--- BEGIN Records for this exercise ---

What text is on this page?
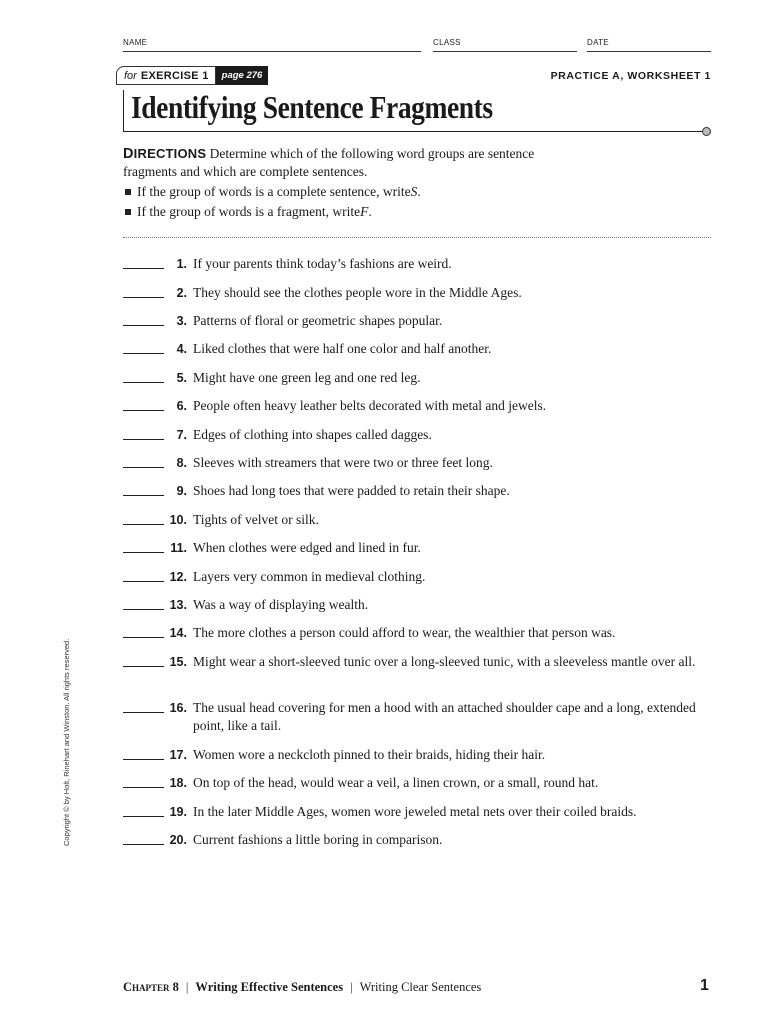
NAME	CLASS	DATE
for EXERCISE 1	page 276	PRACTICE A, WORKSHEET 1
Identifying Sentence Fragments
DIRECTIONS Determine which of the following word groups are sentence
fragments and which are complete sentences.
If the group of words is a complete sentence, write S .
If the group of words is a fragment, write F .
1. If your parents think today’s fashions are weird.
2. They should see the clothes people wore in the Middle Ages.
3. Patterns of floral or geometric shapes popular.
4. Liked clothes that were half one color and half another.
5. Might have one green leg and one red leg.
6. People often heavy leather belts decorated with metal and jewels.
7. Edges of clothing into shapes called dagges.
8. Sleeves with streamers that were two or three feet long.
9. Shoes had long toes that were padded to retain their shape.
10. Tights of velvet or silk.
11. When clothes were edged and lined in fur.
12. Layers very common in medieval clothing.
13. Was a way of displaying wealth.
14. The more clothes a person could afford to wear, the wealthier that person was.
15. Might wear a short-sleeved tunic over a long-sleeved tunic, with a sleeveless mantle over all.
16. The usual head covering for men a hood with an attached shoulder cape and a long, extended point, like a tail.
17. Women wore a neckcloth pinned to their braids, hiding their hair.
18. On top of the head, would wear a veil, a linen crown, or a small, round hat.
19. In the later Middle Ages, women wore jeweled metal nets over their coiled braids.
20. Current fashions a little boring in comparison.
Copyright © by Holt, Rinehart and Winston. All rights reserved.
Chapter 8 | Writing Effective Sentences | Writing Clear Sentences	1
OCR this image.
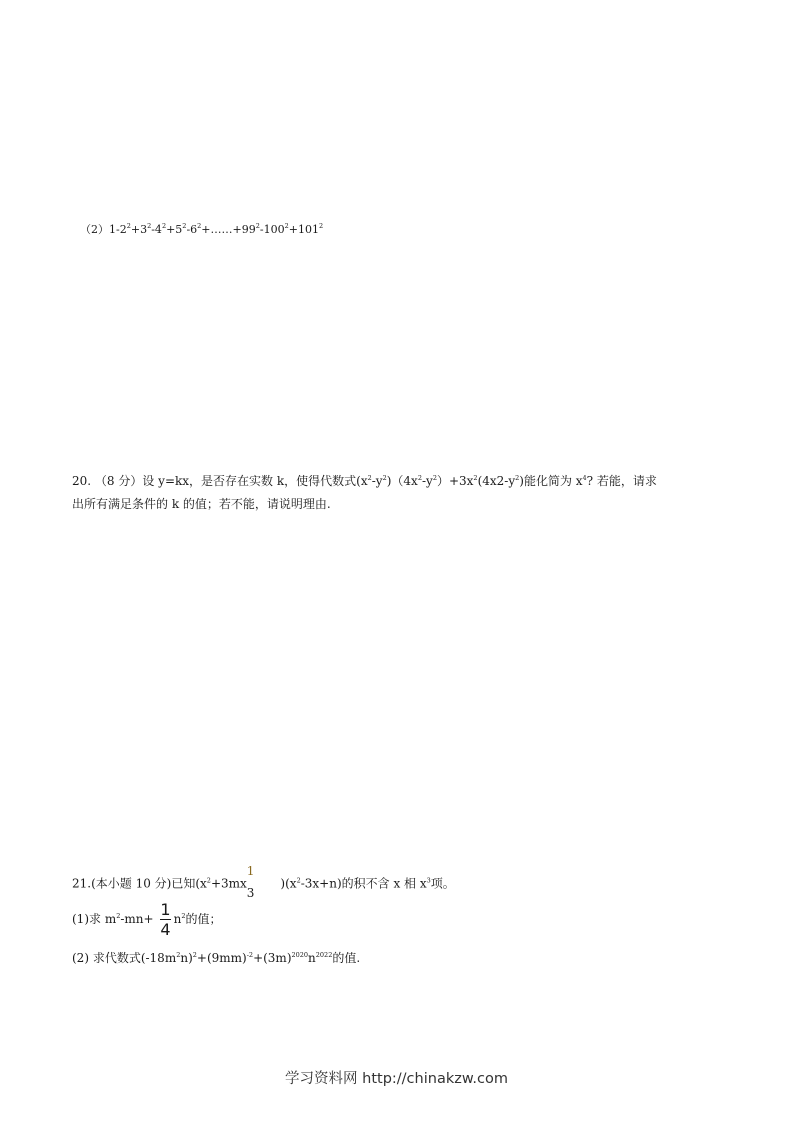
$(2)1-2^2+3^2-4^2+5^2-6^2+\dots\dots+99^2-100^2+101^2$
20. （8 分）设 y=kx，是否存在实数 k，使得代数式$(x^2-y^2)(4x^2-y^2)+3x^2(4x2-y^2)$能化简为 $x^4$? 若能，请求
出所有满足条件的 k 的值；若不能，请说明理由.
21.(本小题 10 分)已知($x^2+3mx$
1
3
)$(x^2-3x+n)$的积不含 x 相 $x^3$项。
(1)求 $m^2-mn+ \frac{1}{4} n^2$的值；
(2) 求代数式$(-18m^2n)^2+(9mm)^{-2}+(3m)^{2020}n^{2022}$的值.
学习资料网 http://chinakzw.com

--- END Records for this exercise ---

*Request*
Set down only the lines running from the line with "OCR this image." to the end of the entries, inclusive; omit every picture.

*Finished answer*
OCR this image.
$(2)1-2^2+3^2-4^2+5^2-6^2+\dots\dots+99^2-100^2+101^2$
20. （8 分）设 y=kx，是否存在实数 k，使得代数式$(x^2-y^2)(4x^2-y^2)+3x^2(4x2-y^2)$能化简为 $x^4$? 若能，请求
出所有满足条件的 k 的值；若不能，请说明理由.
21.(本小题 10 分)已知($x^2+3mx$
1
3
)$(x^2-3x+n)$的积不含 x 相 $x^3$项。
(1)求 $m^2-mn+ \frac{1}{4} n^2$的值；
(2) 求代数式$(-18m^2n)^2+(9mm)^{-2}+(3m)^{2020}n^{2022}$的值.
学习资料网 http://chinakzw.com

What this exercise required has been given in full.